__Stated problem__
Identify the lines that contain the word "ceux", then copy them.

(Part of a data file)

----------------------------------------

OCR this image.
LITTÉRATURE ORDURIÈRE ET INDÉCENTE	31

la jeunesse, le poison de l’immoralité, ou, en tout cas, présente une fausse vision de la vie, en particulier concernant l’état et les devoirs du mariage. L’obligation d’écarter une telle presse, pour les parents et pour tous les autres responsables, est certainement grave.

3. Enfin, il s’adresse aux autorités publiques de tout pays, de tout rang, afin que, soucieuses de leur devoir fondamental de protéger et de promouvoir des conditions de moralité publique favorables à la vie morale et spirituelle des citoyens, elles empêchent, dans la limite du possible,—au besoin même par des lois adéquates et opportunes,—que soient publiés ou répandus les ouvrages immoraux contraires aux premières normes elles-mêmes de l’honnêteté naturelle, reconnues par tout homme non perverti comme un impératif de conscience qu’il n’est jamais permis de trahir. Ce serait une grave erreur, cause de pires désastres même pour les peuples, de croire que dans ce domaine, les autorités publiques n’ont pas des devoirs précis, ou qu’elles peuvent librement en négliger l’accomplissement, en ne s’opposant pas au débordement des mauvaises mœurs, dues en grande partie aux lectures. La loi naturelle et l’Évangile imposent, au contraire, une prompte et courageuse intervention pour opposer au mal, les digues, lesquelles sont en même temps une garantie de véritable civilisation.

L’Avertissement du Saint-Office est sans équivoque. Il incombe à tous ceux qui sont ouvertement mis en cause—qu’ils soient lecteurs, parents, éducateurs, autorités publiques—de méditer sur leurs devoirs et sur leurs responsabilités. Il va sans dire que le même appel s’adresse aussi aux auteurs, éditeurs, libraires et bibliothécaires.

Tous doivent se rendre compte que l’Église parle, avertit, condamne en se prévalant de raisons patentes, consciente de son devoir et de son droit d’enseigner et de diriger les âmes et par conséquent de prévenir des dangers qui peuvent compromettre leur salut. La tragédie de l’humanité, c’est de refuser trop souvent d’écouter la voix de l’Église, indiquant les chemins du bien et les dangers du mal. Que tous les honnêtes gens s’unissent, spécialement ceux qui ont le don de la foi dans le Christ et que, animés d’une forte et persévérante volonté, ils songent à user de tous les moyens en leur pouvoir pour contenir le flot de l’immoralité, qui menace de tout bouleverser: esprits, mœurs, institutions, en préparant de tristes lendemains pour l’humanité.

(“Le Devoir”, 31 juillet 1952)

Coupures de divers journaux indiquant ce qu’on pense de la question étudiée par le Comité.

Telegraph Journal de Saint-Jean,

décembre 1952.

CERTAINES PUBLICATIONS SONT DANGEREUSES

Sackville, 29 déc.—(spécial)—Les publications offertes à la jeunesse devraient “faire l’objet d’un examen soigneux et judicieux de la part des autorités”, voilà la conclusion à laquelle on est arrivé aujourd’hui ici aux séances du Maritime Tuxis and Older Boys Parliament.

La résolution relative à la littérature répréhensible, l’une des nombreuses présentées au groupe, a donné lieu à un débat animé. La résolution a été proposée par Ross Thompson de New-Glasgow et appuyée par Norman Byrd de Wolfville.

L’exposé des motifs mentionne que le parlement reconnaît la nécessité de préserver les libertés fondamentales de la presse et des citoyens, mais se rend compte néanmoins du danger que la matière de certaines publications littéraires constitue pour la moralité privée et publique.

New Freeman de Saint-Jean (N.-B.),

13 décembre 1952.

----------------------------------------

__Solution to this problem__
L’Avertissement du Saint-Office est sans équivoque. Il incombe à tous ceux qui sont ouvertement mis en cause—qu’ils soient lecteurs, parents, éducateurs, autorités publiques—de méditer sur leurs devoirs et sur leurs responsabilités. Il va sans dire que le même appel s’adresse aussi aux auteurs, éditeurs, libraires et bibliothécaires.
Tous doivent se rendre compte que l’Église parle, avertit, condamne en se prévalant de raisons patentes, consciente de son devoir et de son droit d’enseigner et de diriger les âmes et par conséquent de prévenir des dangers qui peuvent compromettre leur salut. La tragédie de l’humanité, c’est de refuser trop souvent d’écouter la voix de l’Église, indiquant les chemins du bien et les dangers du mal. Que tous les honnêtes gens s’unissent, spécialement ceux qui ont le don de la foi dans le Christ et que, animés d’une forte et persévérante volonté, ils songent à user de tous les moyens en leur pouvoir pour contenir le flot de l’immoralité, qui menace de tout bouleverser: esprits, mœurs, institutions, en préparant de tristes lendemains pour l’humanité.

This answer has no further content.